What the exercise asks ::
Retype the full set of records. Keep every character identical.

[Figure collection entries]
(begin)

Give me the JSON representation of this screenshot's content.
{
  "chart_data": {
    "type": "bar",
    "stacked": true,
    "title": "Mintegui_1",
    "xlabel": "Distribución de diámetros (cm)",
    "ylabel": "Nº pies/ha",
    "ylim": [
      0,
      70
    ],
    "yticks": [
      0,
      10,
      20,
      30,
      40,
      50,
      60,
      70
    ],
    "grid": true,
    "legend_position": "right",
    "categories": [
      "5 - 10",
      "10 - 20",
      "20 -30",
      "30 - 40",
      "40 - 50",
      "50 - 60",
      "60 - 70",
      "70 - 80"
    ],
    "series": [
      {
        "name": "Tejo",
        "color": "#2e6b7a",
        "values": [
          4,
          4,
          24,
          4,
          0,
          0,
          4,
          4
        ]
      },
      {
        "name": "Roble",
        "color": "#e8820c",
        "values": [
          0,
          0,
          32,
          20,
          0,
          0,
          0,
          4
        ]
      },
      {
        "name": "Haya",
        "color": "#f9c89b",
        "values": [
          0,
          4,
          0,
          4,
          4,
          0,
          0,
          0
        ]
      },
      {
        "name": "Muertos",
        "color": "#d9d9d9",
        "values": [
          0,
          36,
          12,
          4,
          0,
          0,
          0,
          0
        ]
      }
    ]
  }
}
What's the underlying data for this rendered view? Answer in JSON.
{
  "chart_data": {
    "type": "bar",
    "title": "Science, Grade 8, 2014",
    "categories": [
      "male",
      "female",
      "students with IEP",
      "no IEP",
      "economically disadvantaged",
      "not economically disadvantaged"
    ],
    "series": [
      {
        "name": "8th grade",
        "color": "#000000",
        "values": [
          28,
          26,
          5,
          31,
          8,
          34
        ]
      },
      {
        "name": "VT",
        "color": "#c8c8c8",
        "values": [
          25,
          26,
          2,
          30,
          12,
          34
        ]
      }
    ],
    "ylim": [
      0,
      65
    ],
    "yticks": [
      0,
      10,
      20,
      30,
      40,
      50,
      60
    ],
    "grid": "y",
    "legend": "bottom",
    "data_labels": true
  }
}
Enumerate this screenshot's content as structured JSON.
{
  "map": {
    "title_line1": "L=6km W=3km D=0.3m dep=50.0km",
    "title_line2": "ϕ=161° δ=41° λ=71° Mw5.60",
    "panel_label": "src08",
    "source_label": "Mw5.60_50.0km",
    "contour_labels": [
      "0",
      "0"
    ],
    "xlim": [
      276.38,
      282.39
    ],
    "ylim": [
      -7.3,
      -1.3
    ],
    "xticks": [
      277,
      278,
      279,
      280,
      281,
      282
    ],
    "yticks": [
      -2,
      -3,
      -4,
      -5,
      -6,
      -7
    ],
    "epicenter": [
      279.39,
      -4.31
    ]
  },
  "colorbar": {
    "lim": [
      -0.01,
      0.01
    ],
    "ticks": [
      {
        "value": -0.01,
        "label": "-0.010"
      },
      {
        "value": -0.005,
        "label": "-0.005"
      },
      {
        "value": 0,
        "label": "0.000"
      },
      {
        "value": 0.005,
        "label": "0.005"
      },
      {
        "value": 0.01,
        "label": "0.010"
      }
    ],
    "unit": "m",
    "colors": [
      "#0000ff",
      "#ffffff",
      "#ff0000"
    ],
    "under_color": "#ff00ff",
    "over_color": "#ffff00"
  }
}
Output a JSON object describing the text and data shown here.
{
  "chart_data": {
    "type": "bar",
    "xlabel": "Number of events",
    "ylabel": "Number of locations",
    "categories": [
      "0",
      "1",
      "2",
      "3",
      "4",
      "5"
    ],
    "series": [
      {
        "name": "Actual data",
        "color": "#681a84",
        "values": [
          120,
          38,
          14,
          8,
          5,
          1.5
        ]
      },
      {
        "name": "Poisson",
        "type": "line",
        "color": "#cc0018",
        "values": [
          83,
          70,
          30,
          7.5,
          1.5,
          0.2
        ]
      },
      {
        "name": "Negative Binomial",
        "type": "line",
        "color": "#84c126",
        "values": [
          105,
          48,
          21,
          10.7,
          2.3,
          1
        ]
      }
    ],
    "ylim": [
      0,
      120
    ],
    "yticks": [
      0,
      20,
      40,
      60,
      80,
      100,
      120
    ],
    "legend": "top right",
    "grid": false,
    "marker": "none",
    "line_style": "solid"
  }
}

(end)

Reply ::
Give me the JSON representation of this screenshot's content.
{
  "chart_data": {
    "type": "bar",
    "stacked": true,
    "title": "Mintegui_1",
    "xlabel": "Distribución de diámetros (cm)",
    "ylabel": "Nº pies/ha",
    "ylim": [
      0,
      70
    ],
    "yticks": [
      0,
      10,
      20,
      30,
      40,
      50,
      60,
      70
    ],
    "grid": true,
    "legend_position": "right",
    "categories": [
      "5 - 10",
      "10 - 20",
      "20 -30",
      "30 - 40",
      "40 - 50",
      "50 - 60",
      "60 - 70",
      "70 - 80"
    ],
    "series": [
      {
        "name": "Tejo",
        "color": "#2e6b7a",
        "values": [
          4,
          4,
          24,
          4,
          0,
          0,
          4,
          4
        ]
      },
      {
        "name": "Roble",
        "color": "#e8820c",
        "values": [
          0,
          0,
          32,
          20,
          0,
          0,
          0,
          4
        ]
      },
      {
        "name": "Haya",
        "color": "#f9c89b",
        "values": [
          0,
          4,
          0,
          4,
          4,
          0,
          0,
          0
        ]
      },
      {
        "name": "Muertos",
        "color": "#d9d9d9",
        "values": [
          0,
          36,
          12,
          4,
          0,
          0,
          0,
          0
        ]
      }
    ]
  }
}
What's the underlying data for this rendered view? Answer in JSON.
{
  "chart_data": {
    "type": "bar",
    "title": "Science, Grade 8, 2014",
    "categories": [
      "male",
      "female",
      "students with IEP",
      "no IEP",
      "economically disadvantaged",
      "not economically disadvantaged"
    ],
    "series": [
      {
        "name": "8th grade",
        "color": "#000000",
        "values": [
          28,
          26,
          5,
          31,
          8,
          34
        ]
      },
      {
        "name": "VT",
        "color": "#c8c8c8",
        "values": [
          25,
          26,
          2,
          30,
          12,
          34
        ]
      }
    ],
    "ylim": [
      0,
      65
    ],
    "yticks": [
      0,
      10,
      20,
      30,
      40,
      50,
      60
    ],
    "grid": "y",
    "legend": "bottom",
    "data_labels": true
  }
}
Enumerate this screenshot's content as structured JSON.
{
  "map": {
    "title_line1": "L=6km W=3km D=0.3m dep=50.0km",
    "title_line2": "ϕ=161° δ=41° λ=71° Mw5.60",
    "panel_label": "src08",
    "source_label": "Mw5.60_50.0km",
    "contour_labels": [
      "0",
      "0"
    ],
    "xlim": [
      276.38,
      282.39
    ],
    "ylim": [
      -7.3,
      -1.3
    ],
    "xticks": [
      277,
      278,
      279,
      280,
      281,
      282
    ],
    "yticks": [
      -2,
      -3,
      -4,
      -5,
      -6,
      -7
    ],
    "epicenter": [
      279.39,
      -4.31
    ]
  },
  "colorbar": {
    "lim": [
      -0.01,
      0.01
    ],
    "ticks": [
      {
        "value": -0.01,
        "label": "-0.010"
      },
      {
        "value": -0.005,
        "label": "-0.005"
      },
      {
        "value": 0,
        "label": "0.000"
      },
      {
        "value": 0.005,
        "label": "0.005"
      },
      {
        "value": 0.01,
        "label": "0.010"
      }
    ],
    "unit": "m",
    "colors": [
      "#0000ff",
      "#ffffff",
      "#ff0000"
    ],
    "under_color": "#ff00ff",
    "over_color": "#ffff00"
  }
}
Output a JSON object describing the text and data shown here.
{
  "chart_data": {
    "type": "bar",
    "xlabel": "Number of events",
    "ylabel": "Number of locations",
    "categories": [
      "0",
      "1",
      "2",
      "3",
      "4",
      "5"
    ],
    "series": [
      {
        "name": "Actual data",
        "color": "#681a84",
        "values": [
          120,
          38,
          14,
          8,
          5,
          1.5
        ]
      },
      {
        "name": "Poisson",
        "type": "line",
        "color": "#cc0018",
        "values": [
          83,
          70,
          30,
          7.5,
          1.5,
          0.2
        ]
      },
      {
        "name": "Negative Binomial",
        "type": "line",
        "color": "#84c126",
        "values": [
          105,
          48,
          21,
          10.7,
          2.3,
          1
        ]
      }
    ],
    "ylim": [
      0,
      120
    ],
    "yticks": [
      0,
      20,
      40,
      60,
      80,
      100,
      120
    ],
    "legend": "top right",
    "grid": false,
    "marker": "none",
    "line_style": "solid"
  }
}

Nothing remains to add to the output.